» STATED TASK:
Go through the listing and pick out each line with the word "desorden" in it.

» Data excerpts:
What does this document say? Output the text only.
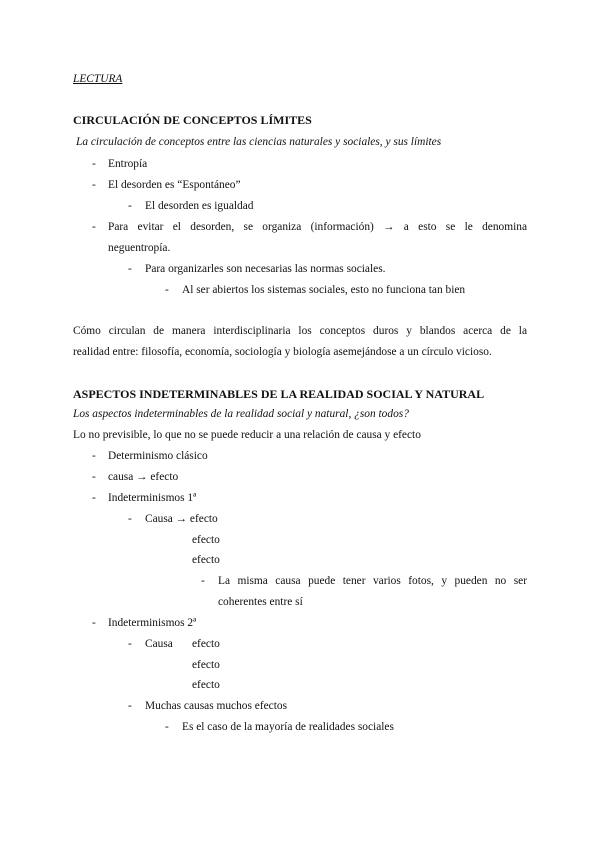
LECTURA
CIRCULACIÓN DE CONCEPTOS LÍMITES
La circulación de conceptos entre las ciencias naturales y sociales, y sus límites
- Entropía
- El desorden es “Espontáneo”
- El desorden es igualdad
- Para evitar el desorden, se organiza (información) → a esto se le denomina
neguentropía.
- Para organizarles son necesarias las normas sociales.
- Al ser abiertos los sistemas sociales, esto no funciona tan bien
Cómo circulan de manera interdisciplinaria los conceptos duros y blandos acerca de la
realidad entre: filosofía, economía, sociología y biología asemejándose a un círculo vicioso.
ASPECTOS INDETERMINABLES DE LA REALIDAD SOCIAL Y NATURAL
Los aspectos indeterminables de la realidad social y natural, ¿son todos?
Lo no previsible, lo que no se puede reducir a una relación de causa y efecto
- Determinismo clásico
- causa → efecto
- Indeterminismos 1ª
- Causa → efecto
efecto
efecto
- La misma causa puede tener varios fotos, y pueden no ser
coherentes entre sí
- Indeterminismos 2ª
- Causa efecto
efecto
efecto
- Muchas causas muchos efectos
- Es el caso de la mayoría de realidades sociales
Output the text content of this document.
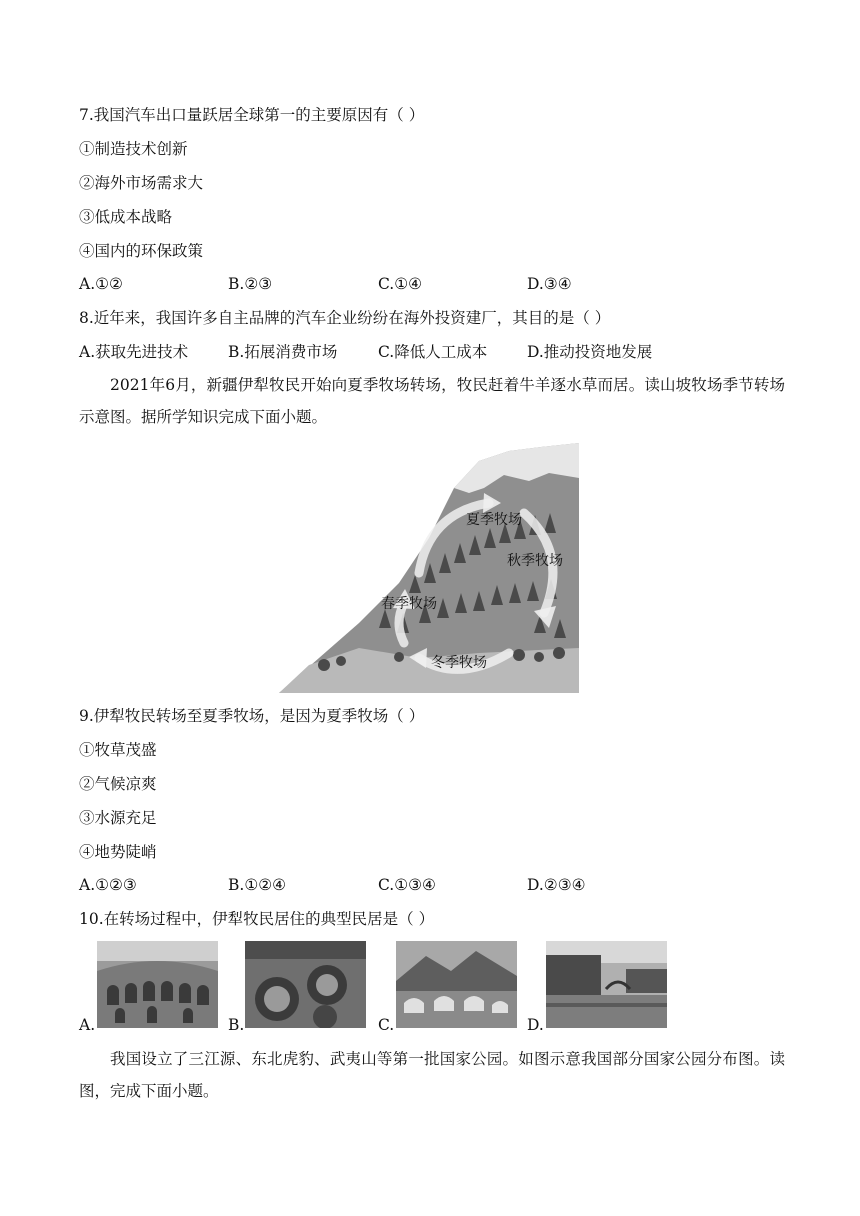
7.我国汽车出口量跃居全球第一的主要原因有（ ）
①制造技术创新
②海外市场需求大
③低成本战略
④国内的环保政策
A.①②	B.②③	C.①④	D.③④
8.近年来，我国许多自主品牌的汽车企业纷纷在海外投资建厂，其目的是（ ）
A.获取先进技术	B.拓展消费市场	C.降低人工成本	D.推动投资地发展
2021年6月，新疆伊犁牧民开始向夏季牧场转场，牧民赶着牛羊逐水草而居。读山坡牧场季节转场示意图。据所学知识完成下面小题。
夏季牧场
秋季牧场
春季牧场
冬季牧场
9.伊犁牧民转场至夏季牧场，是因为夏季牧场（ ）
①牧草茂盛
②气候凉爽
③水源充足
④地势陡峭
A.①②③	B.①②④	C.①③④	D.②③④
10.在转场过程中，伊犁牧民居住的典型民居是（ ）
A.	B.	C.	D.
我国设立了三江源、东北虎豹、武夷山等第一批国家公园。如图示意我国部分国家公园分布图。读图，完成下面小题。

» TASK OUTPUT:
- El desorden es “Espontáneo”
- El desorden es igualdad
- Para evitar el desorden, se organiza (información) → a esto se le denomina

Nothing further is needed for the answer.